[Stored data entries]

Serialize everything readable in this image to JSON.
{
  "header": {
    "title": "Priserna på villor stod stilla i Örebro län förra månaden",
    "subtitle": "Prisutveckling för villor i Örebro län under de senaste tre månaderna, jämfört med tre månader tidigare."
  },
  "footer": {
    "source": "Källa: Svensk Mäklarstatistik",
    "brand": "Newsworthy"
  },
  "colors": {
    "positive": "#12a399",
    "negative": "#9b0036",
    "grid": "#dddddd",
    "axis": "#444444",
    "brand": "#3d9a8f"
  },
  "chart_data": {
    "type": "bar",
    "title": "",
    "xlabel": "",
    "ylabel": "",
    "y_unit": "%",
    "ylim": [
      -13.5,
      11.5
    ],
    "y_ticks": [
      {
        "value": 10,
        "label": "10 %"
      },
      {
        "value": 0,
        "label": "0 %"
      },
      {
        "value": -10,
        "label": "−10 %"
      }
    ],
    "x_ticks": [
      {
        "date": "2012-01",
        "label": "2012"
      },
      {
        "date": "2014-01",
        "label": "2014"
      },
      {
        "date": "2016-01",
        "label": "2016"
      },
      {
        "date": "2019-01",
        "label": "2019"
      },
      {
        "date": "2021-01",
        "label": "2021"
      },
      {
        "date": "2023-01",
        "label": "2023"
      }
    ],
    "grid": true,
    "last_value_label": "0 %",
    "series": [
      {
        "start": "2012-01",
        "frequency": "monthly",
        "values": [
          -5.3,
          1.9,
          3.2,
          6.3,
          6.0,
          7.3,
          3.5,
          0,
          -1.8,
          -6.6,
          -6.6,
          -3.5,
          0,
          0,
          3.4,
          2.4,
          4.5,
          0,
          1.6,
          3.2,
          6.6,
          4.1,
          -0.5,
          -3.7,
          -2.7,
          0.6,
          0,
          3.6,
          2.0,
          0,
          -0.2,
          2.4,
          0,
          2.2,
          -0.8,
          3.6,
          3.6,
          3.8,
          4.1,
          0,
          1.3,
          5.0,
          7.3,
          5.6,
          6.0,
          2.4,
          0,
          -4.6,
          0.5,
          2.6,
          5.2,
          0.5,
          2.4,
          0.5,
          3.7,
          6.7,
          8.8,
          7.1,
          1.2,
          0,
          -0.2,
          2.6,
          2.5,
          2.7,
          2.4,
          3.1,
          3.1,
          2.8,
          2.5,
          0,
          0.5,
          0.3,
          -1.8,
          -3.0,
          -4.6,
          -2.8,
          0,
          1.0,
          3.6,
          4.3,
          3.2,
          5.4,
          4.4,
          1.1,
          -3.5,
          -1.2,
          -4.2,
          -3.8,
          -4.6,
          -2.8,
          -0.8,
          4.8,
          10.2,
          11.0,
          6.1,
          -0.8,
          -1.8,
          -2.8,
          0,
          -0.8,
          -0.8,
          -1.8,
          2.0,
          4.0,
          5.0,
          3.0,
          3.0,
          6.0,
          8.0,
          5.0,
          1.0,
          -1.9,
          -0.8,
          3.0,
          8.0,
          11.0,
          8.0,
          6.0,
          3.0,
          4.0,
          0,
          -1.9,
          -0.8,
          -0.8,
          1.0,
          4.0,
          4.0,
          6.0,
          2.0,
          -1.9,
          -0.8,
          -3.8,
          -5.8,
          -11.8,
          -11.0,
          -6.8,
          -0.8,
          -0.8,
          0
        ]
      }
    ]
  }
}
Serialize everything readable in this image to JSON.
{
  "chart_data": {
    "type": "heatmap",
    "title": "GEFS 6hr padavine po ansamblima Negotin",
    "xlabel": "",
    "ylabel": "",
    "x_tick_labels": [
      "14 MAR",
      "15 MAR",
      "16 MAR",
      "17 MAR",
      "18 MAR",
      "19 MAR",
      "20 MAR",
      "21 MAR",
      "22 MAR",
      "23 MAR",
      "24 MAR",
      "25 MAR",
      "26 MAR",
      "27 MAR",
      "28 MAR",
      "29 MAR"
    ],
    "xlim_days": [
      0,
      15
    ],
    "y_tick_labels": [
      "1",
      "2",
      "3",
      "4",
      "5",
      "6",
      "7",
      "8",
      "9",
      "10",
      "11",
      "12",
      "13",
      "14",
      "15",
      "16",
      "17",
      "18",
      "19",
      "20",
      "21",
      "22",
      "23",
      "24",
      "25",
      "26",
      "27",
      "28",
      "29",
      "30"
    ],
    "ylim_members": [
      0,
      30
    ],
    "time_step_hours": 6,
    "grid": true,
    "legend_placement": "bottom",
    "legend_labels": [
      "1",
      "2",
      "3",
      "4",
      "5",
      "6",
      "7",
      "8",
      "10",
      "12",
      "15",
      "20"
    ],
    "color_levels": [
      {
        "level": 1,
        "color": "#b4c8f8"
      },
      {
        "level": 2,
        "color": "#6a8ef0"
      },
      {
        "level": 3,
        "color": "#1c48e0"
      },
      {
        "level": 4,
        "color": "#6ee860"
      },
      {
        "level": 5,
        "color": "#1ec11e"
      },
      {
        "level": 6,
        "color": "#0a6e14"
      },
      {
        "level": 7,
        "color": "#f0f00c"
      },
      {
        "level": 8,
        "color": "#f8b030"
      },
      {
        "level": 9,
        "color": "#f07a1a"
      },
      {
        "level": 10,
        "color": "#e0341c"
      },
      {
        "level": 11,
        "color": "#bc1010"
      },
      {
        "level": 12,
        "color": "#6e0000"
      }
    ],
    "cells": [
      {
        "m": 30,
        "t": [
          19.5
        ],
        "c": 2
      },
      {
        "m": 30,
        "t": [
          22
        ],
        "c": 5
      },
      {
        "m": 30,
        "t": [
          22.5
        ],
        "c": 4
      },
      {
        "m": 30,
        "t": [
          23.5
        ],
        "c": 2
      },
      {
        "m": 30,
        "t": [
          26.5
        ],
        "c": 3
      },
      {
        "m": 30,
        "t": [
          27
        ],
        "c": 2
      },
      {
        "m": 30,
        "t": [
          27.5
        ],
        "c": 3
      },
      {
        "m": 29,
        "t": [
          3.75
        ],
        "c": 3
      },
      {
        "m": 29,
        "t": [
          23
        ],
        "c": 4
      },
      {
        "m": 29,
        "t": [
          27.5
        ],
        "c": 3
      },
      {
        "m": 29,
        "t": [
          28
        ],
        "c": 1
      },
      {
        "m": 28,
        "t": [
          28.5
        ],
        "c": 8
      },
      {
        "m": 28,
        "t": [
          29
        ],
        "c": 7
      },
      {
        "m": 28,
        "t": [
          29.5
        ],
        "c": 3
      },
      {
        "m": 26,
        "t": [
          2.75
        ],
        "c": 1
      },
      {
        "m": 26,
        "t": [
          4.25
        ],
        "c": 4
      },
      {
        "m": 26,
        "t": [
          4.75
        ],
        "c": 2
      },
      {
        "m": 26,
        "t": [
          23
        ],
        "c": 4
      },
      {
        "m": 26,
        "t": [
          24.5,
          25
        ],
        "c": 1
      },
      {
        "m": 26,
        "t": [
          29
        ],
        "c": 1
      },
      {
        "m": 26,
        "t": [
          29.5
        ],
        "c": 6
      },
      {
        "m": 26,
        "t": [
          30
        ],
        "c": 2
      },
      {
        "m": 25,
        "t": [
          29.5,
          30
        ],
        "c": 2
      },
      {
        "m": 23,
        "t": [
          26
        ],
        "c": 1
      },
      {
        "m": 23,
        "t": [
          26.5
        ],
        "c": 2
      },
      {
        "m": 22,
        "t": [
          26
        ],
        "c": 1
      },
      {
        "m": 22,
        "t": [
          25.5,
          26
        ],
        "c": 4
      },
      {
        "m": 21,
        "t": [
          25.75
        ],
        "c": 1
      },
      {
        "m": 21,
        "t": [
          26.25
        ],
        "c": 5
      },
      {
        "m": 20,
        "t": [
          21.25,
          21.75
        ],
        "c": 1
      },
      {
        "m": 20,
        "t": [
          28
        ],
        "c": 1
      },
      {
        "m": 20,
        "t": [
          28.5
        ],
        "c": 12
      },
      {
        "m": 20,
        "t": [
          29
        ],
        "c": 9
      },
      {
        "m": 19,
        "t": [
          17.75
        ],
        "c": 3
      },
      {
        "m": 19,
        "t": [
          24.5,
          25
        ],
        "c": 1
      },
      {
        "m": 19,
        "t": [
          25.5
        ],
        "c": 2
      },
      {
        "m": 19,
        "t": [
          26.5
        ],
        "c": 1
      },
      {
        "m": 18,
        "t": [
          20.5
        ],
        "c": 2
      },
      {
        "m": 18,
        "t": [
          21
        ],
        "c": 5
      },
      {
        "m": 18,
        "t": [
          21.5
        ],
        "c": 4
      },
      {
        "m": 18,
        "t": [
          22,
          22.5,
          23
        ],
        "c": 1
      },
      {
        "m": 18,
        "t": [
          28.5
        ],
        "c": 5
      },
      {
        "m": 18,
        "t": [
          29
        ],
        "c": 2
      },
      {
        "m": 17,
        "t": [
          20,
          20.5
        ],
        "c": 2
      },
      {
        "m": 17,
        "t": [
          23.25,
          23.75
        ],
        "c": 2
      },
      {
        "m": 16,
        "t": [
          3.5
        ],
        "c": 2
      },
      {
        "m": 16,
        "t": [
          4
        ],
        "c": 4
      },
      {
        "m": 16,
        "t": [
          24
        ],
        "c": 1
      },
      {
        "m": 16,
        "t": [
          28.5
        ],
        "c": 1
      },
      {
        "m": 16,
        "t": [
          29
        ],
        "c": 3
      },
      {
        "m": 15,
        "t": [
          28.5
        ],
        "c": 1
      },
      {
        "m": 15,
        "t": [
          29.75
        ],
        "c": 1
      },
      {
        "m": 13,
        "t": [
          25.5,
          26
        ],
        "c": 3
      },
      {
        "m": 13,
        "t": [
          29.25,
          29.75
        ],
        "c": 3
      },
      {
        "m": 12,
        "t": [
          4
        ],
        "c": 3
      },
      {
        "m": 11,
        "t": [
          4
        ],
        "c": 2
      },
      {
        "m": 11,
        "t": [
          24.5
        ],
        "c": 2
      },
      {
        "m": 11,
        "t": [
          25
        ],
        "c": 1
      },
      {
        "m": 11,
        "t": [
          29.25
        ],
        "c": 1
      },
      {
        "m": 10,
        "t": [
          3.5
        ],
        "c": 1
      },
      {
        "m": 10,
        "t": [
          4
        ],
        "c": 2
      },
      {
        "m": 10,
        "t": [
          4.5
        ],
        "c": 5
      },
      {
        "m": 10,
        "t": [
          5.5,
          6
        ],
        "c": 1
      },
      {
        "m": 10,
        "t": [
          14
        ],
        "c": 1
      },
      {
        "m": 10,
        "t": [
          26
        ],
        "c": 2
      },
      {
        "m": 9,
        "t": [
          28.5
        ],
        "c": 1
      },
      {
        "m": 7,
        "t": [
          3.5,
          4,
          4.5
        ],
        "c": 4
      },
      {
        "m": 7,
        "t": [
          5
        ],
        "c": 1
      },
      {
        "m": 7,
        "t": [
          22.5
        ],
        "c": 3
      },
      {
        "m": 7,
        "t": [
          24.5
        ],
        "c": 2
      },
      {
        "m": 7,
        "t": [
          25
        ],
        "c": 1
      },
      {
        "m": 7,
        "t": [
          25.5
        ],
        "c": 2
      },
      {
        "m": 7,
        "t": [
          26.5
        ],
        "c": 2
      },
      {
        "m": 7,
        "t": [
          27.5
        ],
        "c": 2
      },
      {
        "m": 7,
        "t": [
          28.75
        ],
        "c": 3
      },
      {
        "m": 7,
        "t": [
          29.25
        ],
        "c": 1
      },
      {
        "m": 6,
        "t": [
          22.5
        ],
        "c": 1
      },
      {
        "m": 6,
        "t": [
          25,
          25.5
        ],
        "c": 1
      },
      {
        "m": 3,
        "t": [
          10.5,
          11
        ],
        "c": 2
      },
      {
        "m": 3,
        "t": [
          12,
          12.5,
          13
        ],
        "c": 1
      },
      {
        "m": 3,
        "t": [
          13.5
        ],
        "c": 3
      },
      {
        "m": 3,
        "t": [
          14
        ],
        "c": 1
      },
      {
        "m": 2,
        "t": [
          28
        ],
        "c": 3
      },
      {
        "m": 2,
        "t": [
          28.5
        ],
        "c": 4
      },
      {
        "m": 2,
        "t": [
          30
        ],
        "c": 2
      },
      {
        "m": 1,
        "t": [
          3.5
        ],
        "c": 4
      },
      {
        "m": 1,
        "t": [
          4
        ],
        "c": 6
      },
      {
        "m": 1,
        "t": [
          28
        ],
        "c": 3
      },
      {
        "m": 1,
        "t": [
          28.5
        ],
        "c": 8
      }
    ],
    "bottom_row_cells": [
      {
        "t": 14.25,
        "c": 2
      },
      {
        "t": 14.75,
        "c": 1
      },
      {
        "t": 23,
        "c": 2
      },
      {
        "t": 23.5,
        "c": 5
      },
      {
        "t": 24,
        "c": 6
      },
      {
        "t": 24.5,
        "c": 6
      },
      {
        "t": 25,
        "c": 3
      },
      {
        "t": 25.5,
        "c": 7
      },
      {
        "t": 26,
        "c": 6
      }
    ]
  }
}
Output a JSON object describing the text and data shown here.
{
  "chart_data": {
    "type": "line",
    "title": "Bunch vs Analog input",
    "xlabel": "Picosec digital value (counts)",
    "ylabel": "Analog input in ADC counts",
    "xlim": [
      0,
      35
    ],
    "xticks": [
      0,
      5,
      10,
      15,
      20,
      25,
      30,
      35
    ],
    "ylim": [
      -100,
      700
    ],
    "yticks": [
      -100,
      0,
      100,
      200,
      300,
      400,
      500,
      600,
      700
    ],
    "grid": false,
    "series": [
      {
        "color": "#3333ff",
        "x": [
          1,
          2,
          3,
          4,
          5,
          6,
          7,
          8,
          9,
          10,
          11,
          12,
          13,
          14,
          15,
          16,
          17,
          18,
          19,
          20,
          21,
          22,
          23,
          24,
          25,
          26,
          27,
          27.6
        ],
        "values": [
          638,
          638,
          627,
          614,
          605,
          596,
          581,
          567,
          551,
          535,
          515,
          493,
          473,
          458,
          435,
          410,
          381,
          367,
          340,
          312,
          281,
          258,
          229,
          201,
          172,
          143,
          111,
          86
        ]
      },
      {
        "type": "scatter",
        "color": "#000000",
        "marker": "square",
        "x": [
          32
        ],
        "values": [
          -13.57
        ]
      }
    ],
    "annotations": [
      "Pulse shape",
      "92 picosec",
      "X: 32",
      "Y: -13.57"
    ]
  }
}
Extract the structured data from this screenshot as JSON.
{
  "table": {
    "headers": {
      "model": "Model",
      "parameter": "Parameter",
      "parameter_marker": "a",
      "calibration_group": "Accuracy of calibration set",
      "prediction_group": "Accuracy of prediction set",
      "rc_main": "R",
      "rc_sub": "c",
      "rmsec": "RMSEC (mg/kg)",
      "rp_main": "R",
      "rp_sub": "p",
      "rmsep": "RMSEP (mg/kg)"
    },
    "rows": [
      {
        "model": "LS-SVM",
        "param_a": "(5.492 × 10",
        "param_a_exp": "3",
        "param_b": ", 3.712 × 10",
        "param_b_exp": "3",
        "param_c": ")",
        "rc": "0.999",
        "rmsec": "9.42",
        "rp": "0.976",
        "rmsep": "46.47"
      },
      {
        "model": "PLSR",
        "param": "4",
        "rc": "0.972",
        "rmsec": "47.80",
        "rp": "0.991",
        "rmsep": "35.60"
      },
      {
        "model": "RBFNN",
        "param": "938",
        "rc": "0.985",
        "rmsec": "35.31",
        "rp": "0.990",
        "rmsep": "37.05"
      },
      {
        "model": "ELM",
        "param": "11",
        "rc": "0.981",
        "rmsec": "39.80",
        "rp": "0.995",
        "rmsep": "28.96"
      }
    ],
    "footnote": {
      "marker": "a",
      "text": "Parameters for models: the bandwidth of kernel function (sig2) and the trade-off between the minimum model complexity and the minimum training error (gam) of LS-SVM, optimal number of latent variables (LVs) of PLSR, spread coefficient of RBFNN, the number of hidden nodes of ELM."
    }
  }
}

* **Exercise brief**
Beginning at the line that contains "Extract the structured", retype each line of the listing up to and including the last one, exactly as it stands, and nothing else.

* **Answer in full**
Extract the structured data from this screenshot as JSON.
{
  "table": {
    "headers": {
      "model": "Model",
      "parameter": "Parameter",
      "parameter_marker": "a",
      "calibration_group": "Accuracy of calibration set",
      "prediction_group": "Accuracy of prediction set",
      "rc_main": "R",
      "rc_sub": "c",
      "rmsec": "RMSEC (mg/kg)",
      "rp_main": "R",
      "rp_sub": "p",
      "rmsep": "RMSEP (mg/kg)"
    },
    "rows": [
      {
        "model": "LS-SVM",
        "param_a": "(5.492 × 10",
        "param_a_exp": "3",
        "param_b": ", 3.712 × 10",
        "param_b_exp": "3",
        "param_c": ")",
        "rc": "0.999",
        "rmsec": "9.42",
        "rp": "0.976",
        "rmsep": "46.47"
      },
      {
        "model": "PLSR",
        "param": "4",
        "rc": "0.972",
        "rmsec": "47.80",
        "rp": "0.991",
        "rmsep": "35.60"
      },
      {
        "model": "RBFNN",
        "param": "938",
        "rc": "0.985",
        "rmsec": "35.31",
        "rp": "0.990",
        "rmsep": "37.05"
      },
      {
        "model": "ELM",
        "param": "11",
        "rc": "0.981",
        "rmsec": "39.80",
        "rp": "0.995",
        "rmsep": "28.96"
      }
    ],
    "footnote": {
      "marker": "a",
      "text": "Parameters for models: the bandwidth of kernel function (sig2) and the trade-off between the minimum model complexity and the minimum training error (gam) of LS-SVM, optimal number of latent variables (LVs) of PLSR, spread coefficient of RBFNN, the number of hidden nodes of ELM."
    }
  }
}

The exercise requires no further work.